--- GIVEN REQUEST ---
An exact copy of every record is needed.

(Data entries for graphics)
######
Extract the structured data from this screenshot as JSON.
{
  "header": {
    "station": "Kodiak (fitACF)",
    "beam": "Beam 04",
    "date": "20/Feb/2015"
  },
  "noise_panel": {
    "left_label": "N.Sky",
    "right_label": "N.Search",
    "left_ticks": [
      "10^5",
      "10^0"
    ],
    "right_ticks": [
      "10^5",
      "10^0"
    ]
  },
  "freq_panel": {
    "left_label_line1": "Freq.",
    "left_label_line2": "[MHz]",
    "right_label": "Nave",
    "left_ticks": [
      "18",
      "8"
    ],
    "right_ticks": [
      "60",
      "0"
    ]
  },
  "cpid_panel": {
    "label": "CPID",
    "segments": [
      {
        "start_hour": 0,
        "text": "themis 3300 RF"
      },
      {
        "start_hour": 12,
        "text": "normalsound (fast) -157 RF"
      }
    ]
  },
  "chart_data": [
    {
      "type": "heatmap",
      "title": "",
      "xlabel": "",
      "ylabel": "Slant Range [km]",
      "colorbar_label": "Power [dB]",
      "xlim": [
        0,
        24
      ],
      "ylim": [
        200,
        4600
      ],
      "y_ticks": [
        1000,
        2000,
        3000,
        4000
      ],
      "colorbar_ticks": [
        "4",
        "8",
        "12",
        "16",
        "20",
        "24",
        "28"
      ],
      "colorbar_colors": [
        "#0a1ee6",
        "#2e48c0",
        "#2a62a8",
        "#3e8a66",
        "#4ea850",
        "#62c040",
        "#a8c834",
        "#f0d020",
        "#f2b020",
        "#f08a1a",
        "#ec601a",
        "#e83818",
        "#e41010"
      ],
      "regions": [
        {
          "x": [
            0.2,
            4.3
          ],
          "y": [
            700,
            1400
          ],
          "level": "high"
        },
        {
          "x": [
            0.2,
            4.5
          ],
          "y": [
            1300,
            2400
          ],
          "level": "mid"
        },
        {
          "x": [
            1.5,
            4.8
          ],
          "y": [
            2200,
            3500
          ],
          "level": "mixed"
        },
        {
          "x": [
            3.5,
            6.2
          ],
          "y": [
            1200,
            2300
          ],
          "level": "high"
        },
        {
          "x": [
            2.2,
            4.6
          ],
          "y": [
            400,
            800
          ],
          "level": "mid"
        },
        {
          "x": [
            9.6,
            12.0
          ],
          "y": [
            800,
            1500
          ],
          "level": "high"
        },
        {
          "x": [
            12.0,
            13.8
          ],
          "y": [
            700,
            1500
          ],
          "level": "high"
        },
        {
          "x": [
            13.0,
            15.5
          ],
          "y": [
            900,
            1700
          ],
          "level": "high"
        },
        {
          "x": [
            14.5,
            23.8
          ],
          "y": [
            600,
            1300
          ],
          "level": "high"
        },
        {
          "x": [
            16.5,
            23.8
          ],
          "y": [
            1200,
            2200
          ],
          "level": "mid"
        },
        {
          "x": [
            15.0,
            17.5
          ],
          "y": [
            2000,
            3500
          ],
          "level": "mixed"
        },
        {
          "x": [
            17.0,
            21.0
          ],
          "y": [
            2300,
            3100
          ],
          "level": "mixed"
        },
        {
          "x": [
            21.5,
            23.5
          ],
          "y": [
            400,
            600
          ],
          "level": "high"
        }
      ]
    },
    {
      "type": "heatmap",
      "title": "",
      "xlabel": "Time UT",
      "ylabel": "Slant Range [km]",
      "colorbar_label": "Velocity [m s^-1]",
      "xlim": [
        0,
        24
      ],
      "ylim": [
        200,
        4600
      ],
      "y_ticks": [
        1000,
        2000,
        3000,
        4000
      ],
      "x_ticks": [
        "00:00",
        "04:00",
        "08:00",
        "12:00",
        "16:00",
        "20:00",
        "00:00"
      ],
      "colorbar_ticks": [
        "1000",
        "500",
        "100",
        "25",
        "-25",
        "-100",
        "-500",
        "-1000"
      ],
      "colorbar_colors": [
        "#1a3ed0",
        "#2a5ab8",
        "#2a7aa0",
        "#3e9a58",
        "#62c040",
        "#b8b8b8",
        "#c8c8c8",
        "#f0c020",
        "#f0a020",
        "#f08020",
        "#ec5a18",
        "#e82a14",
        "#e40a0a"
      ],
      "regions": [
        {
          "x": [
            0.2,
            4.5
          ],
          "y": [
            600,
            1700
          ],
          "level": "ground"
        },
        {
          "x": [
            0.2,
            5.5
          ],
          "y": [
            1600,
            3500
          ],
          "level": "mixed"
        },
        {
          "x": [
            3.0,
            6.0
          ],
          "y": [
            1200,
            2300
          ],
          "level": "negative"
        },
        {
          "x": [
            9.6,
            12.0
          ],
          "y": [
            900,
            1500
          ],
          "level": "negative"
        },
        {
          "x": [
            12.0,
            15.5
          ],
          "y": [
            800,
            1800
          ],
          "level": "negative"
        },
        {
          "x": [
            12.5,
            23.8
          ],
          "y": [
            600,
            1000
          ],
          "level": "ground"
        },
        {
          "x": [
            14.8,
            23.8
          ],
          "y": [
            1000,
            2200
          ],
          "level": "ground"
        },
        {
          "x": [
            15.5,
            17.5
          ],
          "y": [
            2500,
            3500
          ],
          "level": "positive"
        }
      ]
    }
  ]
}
######
--- ANSWER TO THIS PROBLEM ---
Extract the structured data from this screenshot as JSON.
{
  "header": {
    "station": "Kodiak (fitACF)",
    "beam": "Beam 04",
    "date": "20/Feb/2015"
  },
  "noise_panel": {
    "left_label": "N.Sky",
    "right_label": "N.Search",
    "left_ticks": [
      "10^5",
      "10^0"
    ],
    "right_ticks": [
      "10^5",
      "10^0"
    ]
  },
  "freq_panel": {
    "left_label_line1": "Freq.",
    "left_label_line2": "[MHz]",
    "right_label": "Nave",
    "left_ticks": [
      "18",
      "8"
    ],
    "right_ticks": [
      "60",
      "0"
    ]
  },
  "cpid_panel": {
    "label": "CPID",
    "segments": [
      {
        "start_hour": 0,
        "text": "themis 3300 RF"
      },
      {
        "start_hour": 12,
        "text": "normalsound (fast) -157 RF"
      }
    ]
  },
  "chart_data": [
    {
      "type": "heatmap",
      "title": "",
      "xlabel": "",
      "ylabel": "Slant Range [km]",
      "colorbar_label": "Power [dB]",
      "xlim": [
        0,
        24
      ],
      "ylim": [
        200,
        4600
      ],
      "y_ticks": [
        1000,
        2000,
        3000,
        4000
      ],
      "colorbar_ticks": [
        "4",
        "8",
        "12",
        "16",
        "20",
        "24",
        "28"
      ],
      "colorbar_colors": [
        "#0a1ee6",
        "#2e48c0",
        "#2a62a8",
        "#3e8a66",
        "#4ea850",
        "#62c040",
        "#a8c834",
        "#f0d020",
        "#f2b020",
        "#f08a1a",
        "#ec601a",
        "#e83818",
        "#e41010"
      ],
      "regions": [
        {
          "x": [
            0.2,
            4.3
          ],
          "y": [
            700,
            1400
          ],
          "level": "high"
        },
        {
          "x": [
            0.2,
            4.5
          ],
          "y": [
            1300,
            2400
          ],
          "level": "mid"
        },
        {
          "x": [
            1.5,
            4.8
          ],
          "y": [
            2200,
            3500
          ],
          "level": "mixed"
        },
        {
          "x": [
            3.5,
            6.2
          ],
          "y": [
            1200,
            2300
          ],
          "level": "high"
        },
        {
          "x": [
            2.2,
            4.6
          ],
          "y": [
            400,
            800
          ],
          "level": "mid"
        },
        {
          "x": [
            9.6,
            12.0
          ],
          "y": [
            800,
            1500
          ],
          "level": "high"
        },
        {
          "x": [
            12.0,
            13.8
          ],
          "y": [
            700,
            1500
          ],
          "level": "high"
        },
        {
          "x": [
            13.0,
            15.5
          ],
          "y": [
            900,
            1700
          ],
          "level": "high"
        },
        {
          "x": [
            14.5,
            23.8
          ],
          "y": [
            600,
            1300
          ],
          "level": "high"
        },
        {
          "x": [
            16.5,
            23.8
          ],
          "y": [
            1200,
            2200
          ],
          "level": "mid"
        },
        {
          "x": [
            15.0,
            17.5
          ],
          "y": [
            2000,
            3500
          ],
          "level": "mixed"
        },
        {
          "x": [
            17.0,
            21.0
          ],
          "y": [
            2300,
            3100
          ],
          "level": "mixed"
        },
        {
          "x": [
            21.5,
            23.5
          ],
          "y": [
            400,
            600
          ],
          "level": "high"
        }
      ]
    },
    {
      "type": "heatmap",
      "title": "",
      "xlabel": "Time UT",
      "ylabel": "Slant Range [km]",
      "colorbar_label": "Velocity [m s^-1]",
      "xlim": [
        0,
        24
      ],
      "ylim": [
        200,
        4600
      ],
      "y_ticks": [
        1000,
        2000,
        3000,
        4000
      ],
      "x_ticks": [
        "00:00",
        "04:00",
        "08:00",
        "12:00",
        "16:00",
        "20:00",
        "00:00"
      ],
      "colorbar_ticks": [
        "1000",
        "500",
        "100",
        "25",
        "-25",
        "-100",
        "-500",
        "-1000"
      ],
      "colorbar_colors": [
        "#1a3ed0",
        "#2a5ab8",
        "#2a7aa0",
        "#3e9a58",
        "#62c040",
        "#b8b8b8",
        "#c8c8c8",
        "#f0c020",
        "#f0a020",
        "#f08020",
        "#ec5a18",
        "#e82a14",
        "#e40a0a"
      ],
      "regions": [
        {
          "x": [
            0.2,
            4.5
          ],
          "y": [
            600,
            1700
          ],
          "level": "ground"
        },
        {
          "x": [
            0.2,
            5.5
          ],
          "y": [
            1600,
            3500
          ],
          "level": "mixed"
        },
        {
          "x": [
            3.0,
            6.0
          ],
          "y": [
            1200,
            2300
          ],
          "level": "negative"
        },
        {
          "x": [
            9.6,
            12.0
          ],
          "y": [
            900,
            1500
          ],
          "level": "negative"
        },
        {
          "x": [
            12.0,
            15.5
          ],
          "y": [
            800,
            1800
          ],
          "level": "negative"
        },
        {
          "x": [
            12.5,
            23.8
          ],
          "y": [
            600,
            1000
          ],
          "level": "ground"
        },
        {
          "x": [
            14.8,
            23.8
          ],
          "y": [
            1000,
            2200
          ],
          "level": "ground"
        },
        {
          "x": [
            15.5,
            17.5
          ],
          "y": [
            2500,
            3500
          ],
          "level": "positive"
        }
      ]
    }
  ]
}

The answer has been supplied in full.